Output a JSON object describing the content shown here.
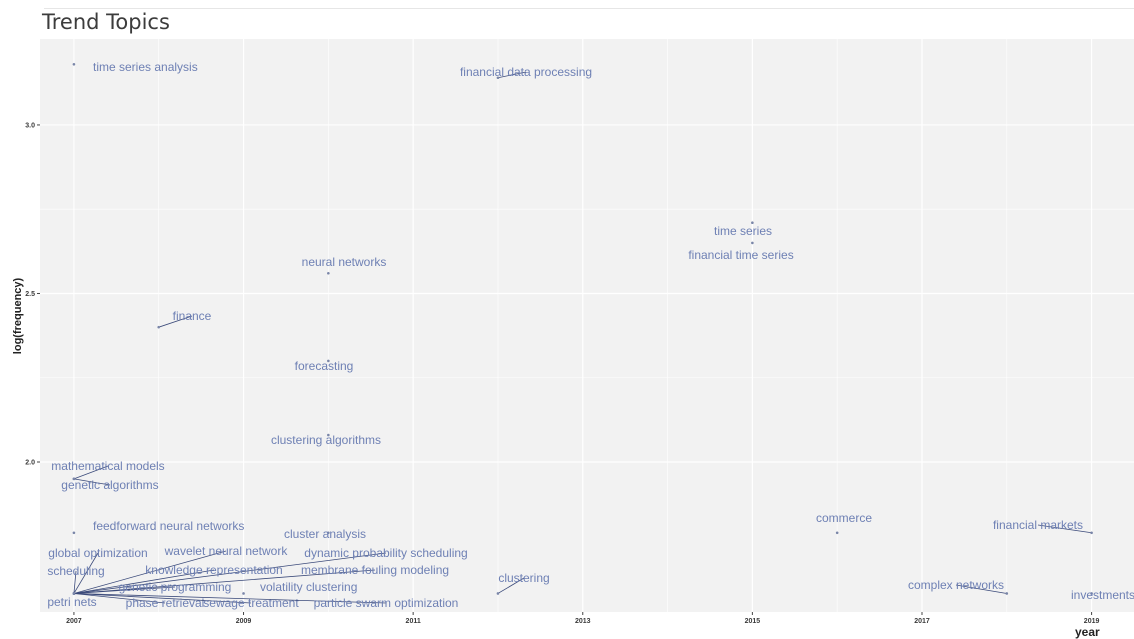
{
  "chart_data": {
    "type": "scatter",
    "title": "Trend Topics",
    "xlabel": "year",
    "ylabel": "log(frequency)",
    "xlim": [
      2006.6,
      2019.5
    ],
    "ylim": [
      1.555,
      3.255
    ],
    "xticks": [
      2007,
      2009,
      2011,
      2013,
      2015,
      2017,
      2019
    ],
    "yticks": [
      2.0,
      2.5,
      3.0
    ],
    "ytick_labels": [
      "2.0",
      "2.5",
      "3.0"
    ],
    "grid": true,
    "points": [
      {
        "label": "time series analysis",
        "x": 2007,
        "y": 3.18
      },
      {
        "label": "financial data processing",
        "x": 2012,
        "y": 3.14
      },
      {
        "label": "time series",
        "x": 2015,
        "y": 2.71
      },
      {
        "label": "financial time series",
        "x": 2015,
        "y": 2.65
      },
      {
        "label": "neural networks",
        "x": 2010,
        "y": 2.56
      },
      {
        "label": "finance",
        "x": 2008,
        "y": 2.4
      },
      {
        "label": "forecasting",
        "x": 2010,
        "y": 2.3
      },
      {
        "label": "clustering algorithms",
        "x": 2010,
        "y": 2.08
      },
      {
        "label": "mathematical models",
        "x": 2007,
        "y": 1.95
      },
      {
        "label": "genetic algorithms",
        "x": 2007,
        "y": 1.95
      },
      {
        "label": "feedforward neural networks",
        "x": 2007,
        "y": 1.79
      },
      {
        "label": "cluster analysis",
        "x": 2010,
        "y": 1.79
      },
      {
        "label": "commerce",
        "x": 2016,
        "y": 1.79
      },
      {
        "label": "financial markets",
        "x": 2019,
        "y": 1.79
      },
      {
        "label": "global optimization",
        "x": 2007,
        "y": 1.61
      },
      {
        "label": "wavelet neural network",
        "x": 2007,
        "y": 1.61
      },
      {
        "label": "dynamic probability scheduling",
        "x": 2007,
        "y": 1.61
      },
      {
        "label": "scheduling",
        "x": 2007,
        "y": 1.61
      },
      {
        "label": "knowledge representation",
        "x": 2007,
        "y": 1.61
      },
      {
        "label": "membrane fouling modeling",
        "x": 2007,
        "y": 1.61
      },
      {
        "label": "genetic programming",
        "x": 2007,
        "y": 1.61
      },
      {
        "label": "volatility clustering",
        "x": 2009,
        "y": 1.61
      },
      {
        "label": "petri nets",
        "x": 2007,
        "y": 1.61
      },
      {
        "label": "phase retrieval",
        "x": 2007,
        "y": 1.61
      },
      {
        "label": "sewage treatment",
        "x": 2007,
        "y": 1.61
      },
      {
        "label": "particle swarm optimization",
        "x": 2007,
        "y": 1.61
      },
      {
        "label": "clustering",
        "x": 2012,
        "y": 1.61
      },
      {
        "label": "complex networks",
        "x": 2018,
        "y": 1.61
      },
      {
        "label": "investments",
        "x": 2019,
        "y": 1.61
      }
    ]
  },
  "colors": {
    "panel": "#f2f2f2",
    "grid": "#ffffff",
    "label": "#6e80b4",
    "point": "#7a86a8",
    "leader": "#3b4a7a"
  }
}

DIRECTIONS FOR THIS TASK: Leave the pictures out and write out every entry exactly as given.

WRITTEN ANSWER:
Output a JSON object describing the content shown here.
{
  "chart_data": {
    "type": "scatter",
    "title": "Trend Topics",
    "xlabel": "year",
    "ylabel": "log(frequency)",
    "xlim": [
      2006.6,
      2019.5
    ],
    "ylim": [
      1.555,
      3.255
    ],
    "xticks": [
      2007,
      2009,
      2011,
      2013,
      2015,
      2017,
      2019
    ],
    "yticks": [
      2.0,
      2.5,
      3.0
    ],
    "ytick_labels": [
      "2.0",
      "2.5",
      "3.0"
    ],
    "grid": true,
    "points": [
      {
        "label": "time series analysis",
        "x": 2007,
        "y": 3.18
      },
      {
        "label": "financial data processing",
        "x": 2012,
        "y": 3.14
      },
      {
        "label": "time series",
        "x": 2015,
        "y": 2.71
      },
      {
        "label": "financial time series",
        "x": 2015,
        "y": 2.65
      },
      {
        "label": "neural networks",
        "x": 2010,
        "y": 2.56
      },
      {
        "label": "finance",
        "x": 2008,
        "y": 2.4
      },
      {
        "label": "forecasting",
        "x": 2010,
        "y": 2.3
      },
      {
        "label": "clustering algorithms",
        "x": 2010,
        "y": 2.08
      },
      {
        "label": "mathematical models",
        "x": 2007,
        "y": 1.95
      },
      {
        "label": "genetic algorithms",
        "x": 2007,
        "y": 1.95
      },
      {
        "label": "feedforward neural networks",
        "x": 2007,
        "y": 1.79
      },
      {
        "label": "cluster analysis",
        "x": 2010,
        "y": 1.79
      },
      {
        "label": "commerce",
        "x": 2016,
        "y": 1.79
      },
      {
        "label": "financial markets",
        "x": 2019,
        "y": 1.79
      },
      {
        "label": "global optimization",
        "x": 2007,
        "y": 1.61
      },
      {
        "label": "wavelet neural network",
        "x": 2007,
        "y": 1.61
      },
      {
        "label": "dynamic probability scheduling",
        "x": 2007,
        "y": 1.61
      },
      {
        "label": "scheduling",
        "x": 2007,
        "y": 1.61
      },
      {
        "label": "knowledge representation",
        "x": 2007,
        "y": 1.61
      },
      {
        "label": "membrane fouling modeling",
        "x": 2007,
        "y": 1.61
      },
      {
        "label": "genetic programming",
        "x": 2007,
        "y": 1.61
      },
      {
        "label": "volatility clustering",
        "x": 2009,
        "y": 1.61
      },
      {
        "label": "petri nets",
        "x": 2007,
        "y": 1.61
      },
      {
        "label": "phase retrieval",
        "x": 2007,
        "y": 1.61
      },
      {
        "label": "sewage treatment",
        "x": 2007,
        "y": 1.61
      },
      {
        "label": "particle swarm optimization",
        "x": 2007,
        "y": 1.61
      },
      {
        "label": "clustering",
        "x": 2012,
        "y": 1.61
      },
      {
        "label": "complex networks",
        "x": 2018,
        "y": 1.61
      },
      {
        "label": "investments",
        "x": 2019,
        "y": 1.61
      }
    ]
  },
  "colors": {
    "panel": "#f2f2f2",
    "grid": "#ffffff",
    "label": "#6e80b4",
    "point": "#7a86a8",
    "leader": "#3b4a7a"
  }
}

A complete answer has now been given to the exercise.